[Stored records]
▶

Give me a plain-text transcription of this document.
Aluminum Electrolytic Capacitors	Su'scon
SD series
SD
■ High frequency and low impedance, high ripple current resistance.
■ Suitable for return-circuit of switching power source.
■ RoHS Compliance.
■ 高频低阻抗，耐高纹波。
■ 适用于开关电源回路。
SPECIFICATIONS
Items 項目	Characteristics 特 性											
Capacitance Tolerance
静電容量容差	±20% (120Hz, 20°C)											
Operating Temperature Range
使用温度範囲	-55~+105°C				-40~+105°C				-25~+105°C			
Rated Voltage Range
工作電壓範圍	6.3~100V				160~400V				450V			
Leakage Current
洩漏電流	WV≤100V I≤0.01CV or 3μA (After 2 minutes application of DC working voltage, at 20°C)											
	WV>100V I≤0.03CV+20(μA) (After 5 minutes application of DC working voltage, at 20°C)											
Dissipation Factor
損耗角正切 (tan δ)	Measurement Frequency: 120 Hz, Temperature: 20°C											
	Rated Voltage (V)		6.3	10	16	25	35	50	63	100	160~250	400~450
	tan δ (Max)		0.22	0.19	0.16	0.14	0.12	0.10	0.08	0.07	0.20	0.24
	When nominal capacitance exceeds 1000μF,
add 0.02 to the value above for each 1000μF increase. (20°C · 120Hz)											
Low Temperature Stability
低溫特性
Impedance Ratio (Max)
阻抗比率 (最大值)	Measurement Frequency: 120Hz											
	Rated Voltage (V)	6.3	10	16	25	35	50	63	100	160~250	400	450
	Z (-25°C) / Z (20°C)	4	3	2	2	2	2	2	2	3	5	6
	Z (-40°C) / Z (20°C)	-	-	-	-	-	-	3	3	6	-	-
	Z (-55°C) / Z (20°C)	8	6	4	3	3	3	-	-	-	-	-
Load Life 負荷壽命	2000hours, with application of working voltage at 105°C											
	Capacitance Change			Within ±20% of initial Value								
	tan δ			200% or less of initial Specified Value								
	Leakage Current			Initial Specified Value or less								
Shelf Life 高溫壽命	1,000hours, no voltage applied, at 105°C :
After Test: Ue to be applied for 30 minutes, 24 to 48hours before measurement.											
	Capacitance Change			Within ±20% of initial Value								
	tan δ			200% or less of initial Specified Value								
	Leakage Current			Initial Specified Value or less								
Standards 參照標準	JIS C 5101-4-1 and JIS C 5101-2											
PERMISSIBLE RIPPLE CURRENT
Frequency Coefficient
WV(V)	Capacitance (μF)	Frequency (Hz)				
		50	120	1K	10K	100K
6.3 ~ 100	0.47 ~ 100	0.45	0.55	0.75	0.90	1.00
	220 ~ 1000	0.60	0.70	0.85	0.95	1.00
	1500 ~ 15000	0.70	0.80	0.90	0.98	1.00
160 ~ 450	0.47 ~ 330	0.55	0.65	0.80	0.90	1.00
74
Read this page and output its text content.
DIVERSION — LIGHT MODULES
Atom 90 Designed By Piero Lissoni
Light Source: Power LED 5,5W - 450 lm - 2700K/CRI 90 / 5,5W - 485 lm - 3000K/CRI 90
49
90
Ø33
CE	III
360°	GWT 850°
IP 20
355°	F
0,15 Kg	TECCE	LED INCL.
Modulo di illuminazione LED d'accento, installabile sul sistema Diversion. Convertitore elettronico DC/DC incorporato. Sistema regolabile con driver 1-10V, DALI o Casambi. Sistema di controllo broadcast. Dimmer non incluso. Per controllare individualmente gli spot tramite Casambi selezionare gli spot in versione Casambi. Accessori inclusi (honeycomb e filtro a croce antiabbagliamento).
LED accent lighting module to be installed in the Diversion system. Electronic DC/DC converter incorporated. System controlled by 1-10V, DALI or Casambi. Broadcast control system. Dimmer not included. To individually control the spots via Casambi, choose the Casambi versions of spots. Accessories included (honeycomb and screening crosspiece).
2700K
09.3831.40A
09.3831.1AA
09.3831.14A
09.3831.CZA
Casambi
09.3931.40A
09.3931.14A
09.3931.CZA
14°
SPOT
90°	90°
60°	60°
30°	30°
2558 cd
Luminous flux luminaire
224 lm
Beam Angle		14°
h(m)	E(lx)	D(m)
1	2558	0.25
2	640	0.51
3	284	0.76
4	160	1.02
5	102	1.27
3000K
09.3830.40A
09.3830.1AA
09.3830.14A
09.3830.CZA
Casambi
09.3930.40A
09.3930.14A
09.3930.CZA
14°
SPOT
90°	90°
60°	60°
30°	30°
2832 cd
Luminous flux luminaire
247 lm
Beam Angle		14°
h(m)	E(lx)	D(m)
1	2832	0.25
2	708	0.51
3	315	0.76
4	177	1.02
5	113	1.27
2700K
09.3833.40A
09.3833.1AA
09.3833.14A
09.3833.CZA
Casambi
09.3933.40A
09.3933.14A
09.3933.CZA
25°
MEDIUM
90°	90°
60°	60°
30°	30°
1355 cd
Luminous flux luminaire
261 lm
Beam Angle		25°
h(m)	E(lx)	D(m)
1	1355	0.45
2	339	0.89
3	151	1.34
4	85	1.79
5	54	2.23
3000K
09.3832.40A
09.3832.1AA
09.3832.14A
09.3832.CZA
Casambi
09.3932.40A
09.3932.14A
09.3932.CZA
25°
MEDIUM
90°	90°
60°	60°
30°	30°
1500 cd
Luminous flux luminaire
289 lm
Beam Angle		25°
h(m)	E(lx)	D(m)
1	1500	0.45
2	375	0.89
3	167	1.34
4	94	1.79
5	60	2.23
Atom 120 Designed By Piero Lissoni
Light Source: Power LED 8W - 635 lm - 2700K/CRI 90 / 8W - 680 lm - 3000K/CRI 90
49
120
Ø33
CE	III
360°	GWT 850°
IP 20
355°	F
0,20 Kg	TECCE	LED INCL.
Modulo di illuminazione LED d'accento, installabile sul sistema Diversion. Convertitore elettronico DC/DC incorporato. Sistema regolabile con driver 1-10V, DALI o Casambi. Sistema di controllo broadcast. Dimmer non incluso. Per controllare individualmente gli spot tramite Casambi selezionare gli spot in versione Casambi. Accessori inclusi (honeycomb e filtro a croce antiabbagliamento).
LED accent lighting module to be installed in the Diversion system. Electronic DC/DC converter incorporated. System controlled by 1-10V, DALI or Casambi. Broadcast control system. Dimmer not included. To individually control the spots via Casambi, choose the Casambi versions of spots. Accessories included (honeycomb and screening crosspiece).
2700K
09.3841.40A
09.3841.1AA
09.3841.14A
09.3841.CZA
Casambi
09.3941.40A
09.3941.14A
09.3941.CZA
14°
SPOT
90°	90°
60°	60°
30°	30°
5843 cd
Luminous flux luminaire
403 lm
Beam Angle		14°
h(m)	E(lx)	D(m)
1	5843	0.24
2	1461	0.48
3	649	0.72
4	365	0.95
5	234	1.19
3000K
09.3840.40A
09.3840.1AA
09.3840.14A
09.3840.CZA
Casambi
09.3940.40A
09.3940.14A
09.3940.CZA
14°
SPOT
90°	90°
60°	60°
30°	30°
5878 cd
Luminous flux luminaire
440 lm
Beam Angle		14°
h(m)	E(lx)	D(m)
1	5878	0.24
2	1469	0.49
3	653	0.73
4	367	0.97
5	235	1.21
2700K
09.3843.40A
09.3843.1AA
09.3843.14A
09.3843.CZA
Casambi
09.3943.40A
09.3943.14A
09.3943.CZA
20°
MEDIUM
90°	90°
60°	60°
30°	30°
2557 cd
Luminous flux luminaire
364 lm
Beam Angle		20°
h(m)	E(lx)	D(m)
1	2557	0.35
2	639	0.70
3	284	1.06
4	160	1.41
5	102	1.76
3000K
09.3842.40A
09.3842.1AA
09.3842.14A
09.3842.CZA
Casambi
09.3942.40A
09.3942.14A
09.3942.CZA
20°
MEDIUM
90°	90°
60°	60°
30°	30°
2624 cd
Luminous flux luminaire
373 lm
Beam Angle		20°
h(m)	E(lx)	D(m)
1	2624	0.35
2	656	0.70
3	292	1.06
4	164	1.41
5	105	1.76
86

◀

To do: Tally up the lines holding the string "After" in this listing, and report the total alone.

Solution to this problem: 3